Stored entries
============

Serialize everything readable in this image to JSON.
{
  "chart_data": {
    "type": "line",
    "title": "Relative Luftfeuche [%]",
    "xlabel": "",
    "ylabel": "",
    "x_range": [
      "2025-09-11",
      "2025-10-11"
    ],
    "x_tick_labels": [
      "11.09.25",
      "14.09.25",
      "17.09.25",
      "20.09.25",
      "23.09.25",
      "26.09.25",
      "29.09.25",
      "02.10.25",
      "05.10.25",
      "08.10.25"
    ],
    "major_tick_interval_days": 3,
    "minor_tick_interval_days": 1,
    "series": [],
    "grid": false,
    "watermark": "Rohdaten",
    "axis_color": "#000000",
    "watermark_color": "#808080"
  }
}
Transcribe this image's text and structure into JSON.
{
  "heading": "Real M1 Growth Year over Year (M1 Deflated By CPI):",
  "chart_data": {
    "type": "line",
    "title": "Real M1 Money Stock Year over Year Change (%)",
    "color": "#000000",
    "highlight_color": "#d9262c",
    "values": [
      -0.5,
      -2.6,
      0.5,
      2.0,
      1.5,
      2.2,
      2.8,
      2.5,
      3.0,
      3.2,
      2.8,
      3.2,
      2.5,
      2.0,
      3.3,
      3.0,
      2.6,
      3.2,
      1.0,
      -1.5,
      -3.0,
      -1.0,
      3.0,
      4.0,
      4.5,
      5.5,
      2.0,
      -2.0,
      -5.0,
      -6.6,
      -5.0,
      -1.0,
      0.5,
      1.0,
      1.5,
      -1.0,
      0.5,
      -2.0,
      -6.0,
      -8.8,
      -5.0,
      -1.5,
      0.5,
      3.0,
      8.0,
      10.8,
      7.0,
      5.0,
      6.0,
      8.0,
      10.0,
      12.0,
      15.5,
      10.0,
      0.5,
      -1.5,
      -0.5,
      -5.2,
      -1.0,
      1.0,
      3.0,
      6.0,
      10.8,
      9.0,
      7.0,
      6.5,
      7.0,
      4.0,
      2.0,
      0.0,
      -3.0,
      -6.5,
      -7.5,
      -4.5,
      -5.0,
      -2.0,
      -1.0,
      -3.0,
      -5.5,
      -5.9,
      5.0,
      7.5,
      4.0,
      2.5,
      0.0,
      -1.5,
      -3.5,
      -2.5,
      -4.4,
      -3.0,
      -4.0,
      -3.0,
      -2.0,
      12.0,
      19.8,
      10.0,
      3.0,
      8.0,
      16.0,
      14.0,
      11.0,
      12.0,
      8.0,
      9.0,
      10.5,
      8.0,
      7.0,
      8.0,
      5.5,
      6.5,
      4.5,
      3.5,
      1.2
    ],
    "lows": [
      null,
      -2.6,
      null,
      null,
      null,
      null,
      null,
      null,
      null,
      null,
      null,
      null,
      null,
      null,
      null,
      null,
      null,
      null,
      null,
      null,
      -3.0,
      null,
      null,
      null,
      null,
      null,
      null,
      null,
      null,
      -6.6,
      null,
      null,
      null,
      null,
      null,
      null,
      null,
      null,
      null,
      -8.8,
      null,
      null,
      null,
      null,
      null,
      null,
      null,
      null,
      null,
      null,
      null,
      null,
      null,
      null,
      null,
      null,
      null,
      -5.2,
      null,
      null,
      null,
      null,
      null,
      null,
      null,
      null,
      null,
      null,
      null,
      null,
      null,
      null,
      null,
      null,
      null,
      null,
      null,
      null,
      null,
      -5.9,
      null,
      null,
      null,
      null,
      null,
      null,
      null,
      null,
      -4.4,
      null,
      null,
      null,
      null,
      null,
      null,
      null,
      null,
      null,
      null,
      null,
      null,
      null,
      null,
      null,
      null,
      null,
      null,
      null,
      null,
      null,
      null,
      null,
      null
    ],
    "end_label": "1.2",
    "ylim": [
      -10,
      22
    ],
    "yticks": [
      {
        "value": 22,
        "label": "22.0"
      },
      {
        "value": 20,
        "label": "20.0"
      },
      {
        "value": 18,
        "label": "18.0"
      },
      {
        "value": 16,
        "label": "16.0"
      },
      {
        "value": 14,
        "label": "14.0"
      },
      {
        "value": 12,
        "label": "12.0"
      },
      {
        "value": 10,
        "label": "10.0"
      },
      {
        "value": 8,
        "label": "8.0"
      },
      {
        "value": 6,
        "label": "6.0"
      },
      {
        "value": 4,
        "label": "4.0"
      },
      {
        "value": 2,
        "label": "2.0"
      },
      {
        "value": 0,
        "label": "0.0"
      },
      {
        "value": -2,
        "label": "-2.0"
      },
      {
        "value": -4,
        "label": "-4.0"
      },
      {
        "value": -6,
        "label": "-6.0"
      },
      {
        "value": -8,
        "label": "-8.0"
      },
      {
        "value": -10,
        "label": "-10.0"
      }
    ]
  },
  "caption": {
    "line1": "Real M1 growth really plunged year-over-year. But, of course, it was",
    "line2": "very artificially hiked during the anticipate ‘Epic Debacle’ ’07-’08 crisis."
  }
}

============

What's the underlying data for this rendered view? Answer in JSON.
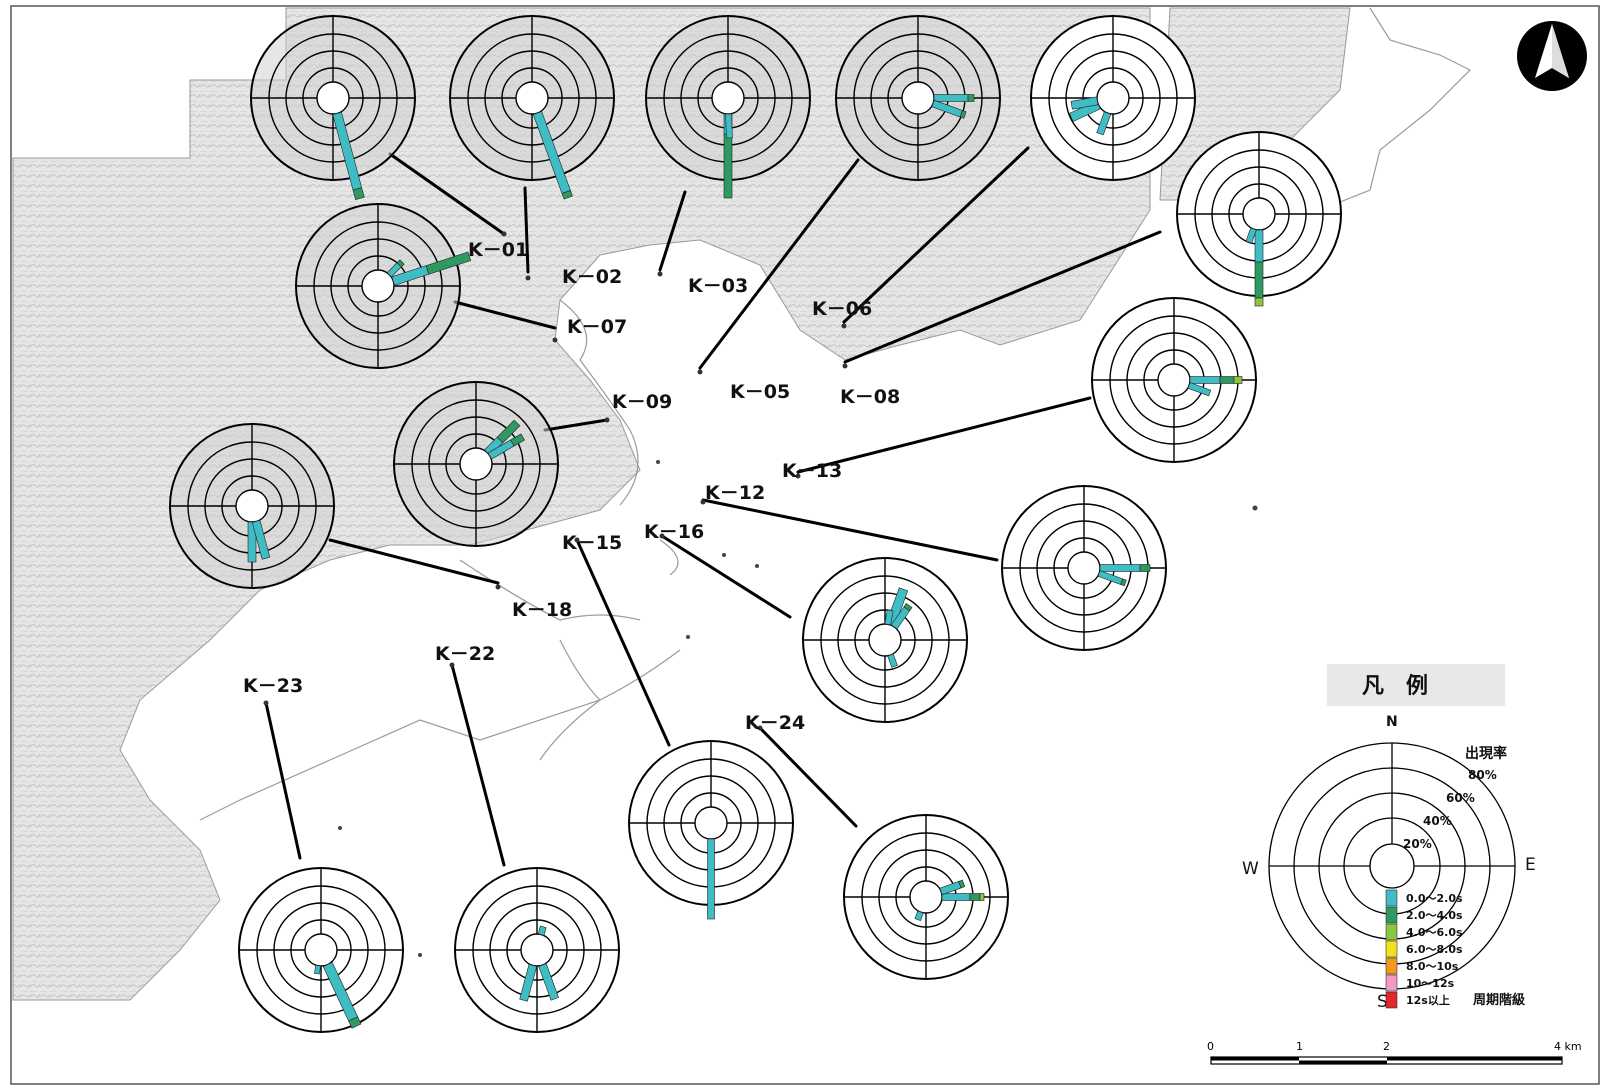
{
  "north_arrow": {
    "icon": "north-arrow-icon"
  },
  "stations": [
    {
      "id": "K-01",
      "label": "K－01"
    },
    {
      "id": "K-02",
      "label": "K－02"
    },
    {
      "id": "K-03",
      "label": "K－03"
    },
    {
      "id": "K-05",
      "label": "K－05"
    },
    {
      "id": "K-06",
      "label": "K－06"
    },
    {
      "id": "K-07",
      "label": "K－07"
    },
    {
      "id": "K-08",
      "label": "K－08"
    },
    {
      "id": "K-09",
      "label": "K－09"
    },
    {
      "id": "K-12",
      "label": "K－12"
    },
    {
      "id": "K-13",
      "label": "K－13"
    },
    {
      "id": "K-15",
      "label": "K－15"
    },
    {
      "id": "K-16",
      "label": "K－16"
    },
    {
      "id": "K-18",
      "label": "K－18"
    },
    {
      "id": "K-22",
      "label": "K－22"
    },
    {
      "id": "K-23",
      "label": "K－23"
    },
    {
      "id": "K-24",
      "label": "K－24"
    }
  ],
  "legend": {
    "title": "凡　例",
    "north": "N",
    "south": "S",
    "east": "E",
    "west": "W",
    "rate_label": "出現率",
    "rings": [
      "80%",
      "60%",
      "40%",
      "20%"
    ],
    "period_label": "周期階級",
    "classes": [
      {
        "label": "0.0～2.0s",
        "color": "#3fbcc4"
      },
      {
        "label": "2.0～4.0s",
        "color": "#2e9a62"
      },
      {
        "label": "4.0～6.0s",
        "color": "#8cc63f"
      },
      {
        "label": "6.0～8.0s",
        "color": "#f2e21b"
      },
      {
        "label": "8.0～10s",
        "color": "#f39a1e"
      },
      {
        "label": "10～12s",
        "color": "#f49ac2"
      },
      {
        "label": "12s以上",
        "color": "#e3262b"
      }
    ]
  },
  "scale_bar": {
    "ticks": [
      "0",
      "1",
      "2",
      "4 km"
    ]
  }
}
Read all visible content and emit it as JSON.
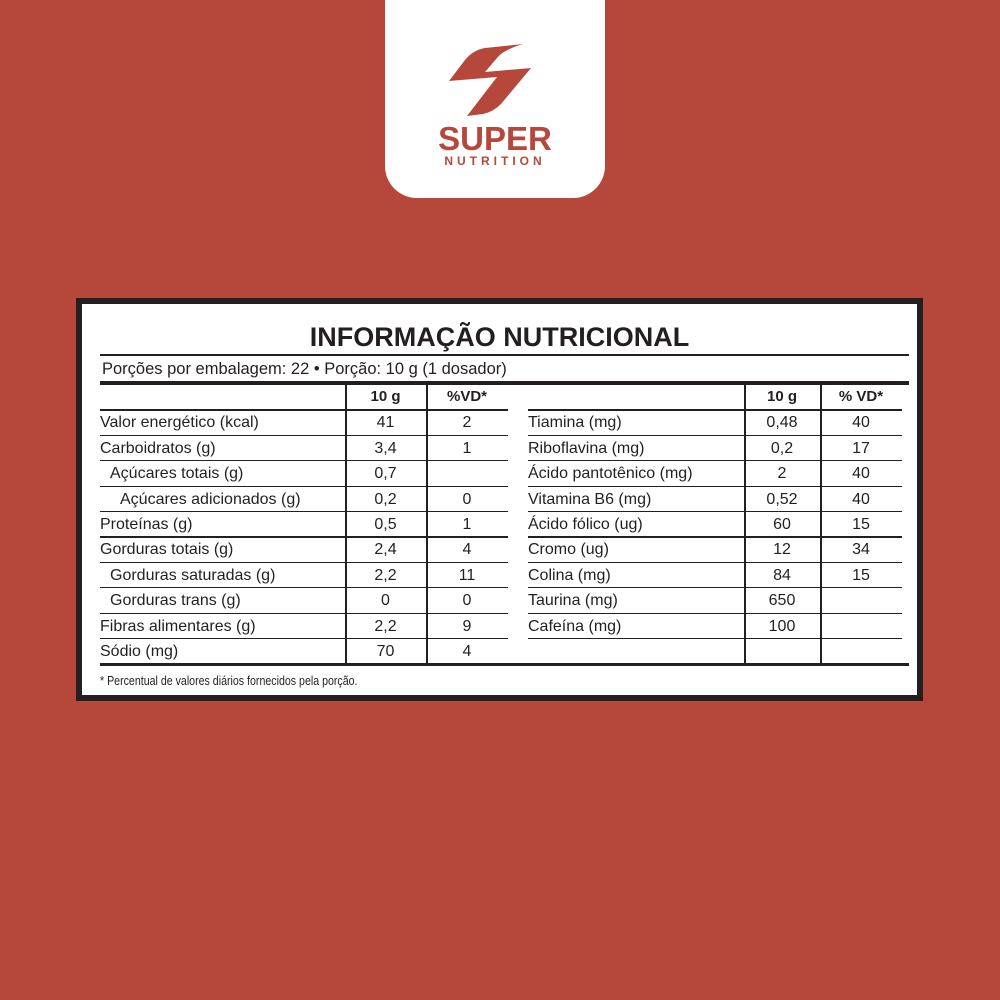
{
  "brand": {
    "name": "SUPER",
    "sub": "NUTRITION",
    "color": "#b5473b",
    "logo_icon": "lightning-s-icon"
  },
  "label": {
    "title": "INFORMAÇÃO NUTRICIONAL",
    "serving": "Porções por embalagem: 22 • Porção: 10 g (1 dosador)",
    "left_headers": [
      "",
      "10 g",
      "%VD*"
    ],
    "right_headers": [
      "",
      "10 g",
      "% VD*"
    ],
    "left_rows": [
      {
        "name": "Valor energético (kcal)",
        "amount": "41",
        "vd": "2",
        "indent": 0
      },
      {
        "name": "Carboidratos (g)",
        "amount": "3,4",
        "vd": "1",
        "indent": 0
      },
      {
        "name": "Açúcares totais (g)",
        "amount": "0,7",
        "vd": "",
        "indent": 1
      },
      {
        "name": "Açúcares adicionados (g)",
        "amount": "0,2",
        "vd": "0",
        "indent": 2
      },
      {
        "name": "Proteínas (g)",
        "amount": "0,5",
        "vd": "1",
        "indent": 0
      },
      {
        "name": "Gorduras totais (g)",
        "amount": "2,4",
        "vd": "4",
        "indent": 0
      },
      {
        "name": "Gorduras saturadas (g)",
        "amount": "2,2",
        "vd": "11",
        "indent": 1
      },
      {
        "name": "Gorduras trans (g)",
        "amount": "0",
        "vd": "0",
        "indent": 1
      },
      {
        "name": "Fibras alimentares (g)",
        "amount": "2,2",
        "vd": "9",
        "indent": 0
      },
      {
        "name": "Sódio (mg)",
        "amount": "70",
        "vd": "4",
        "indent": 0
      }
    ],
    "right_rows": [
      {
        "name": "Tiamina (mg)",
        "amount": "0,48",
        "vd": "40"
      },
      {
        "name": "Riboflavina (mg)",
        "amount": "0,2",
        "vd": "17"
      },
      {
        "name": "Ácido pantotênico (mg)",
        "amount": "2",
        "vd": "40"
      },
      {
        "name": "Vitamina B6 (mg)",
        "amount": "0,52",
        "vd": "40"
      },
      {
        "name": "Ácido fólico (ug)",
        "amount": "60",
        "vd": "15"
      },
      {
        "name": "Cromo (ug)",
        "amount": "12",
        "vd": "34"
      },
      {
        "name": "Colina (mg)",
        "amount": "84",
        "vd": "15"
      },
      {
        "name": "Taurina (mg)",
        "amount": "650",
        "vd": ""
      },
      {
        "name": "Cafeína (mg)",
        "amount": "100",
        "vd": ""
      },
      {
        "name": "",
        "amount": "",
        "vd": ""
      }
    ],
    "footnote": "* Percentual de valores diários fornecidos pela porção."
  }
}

============

■ TASK TO CARRY OUT: Pick out the lines above containing the word "Real", then copy them.

■ ANSWER FOR THIS EXERCISE:
  "heading": "Real M1 Growth Year over Year (M1 Deflated By CPI):",
    "title": "Real M1 Money Stock Year over Year Change (%)",
    "line1": "Real M1 growth really plunged year-over-year. But, of course, it was",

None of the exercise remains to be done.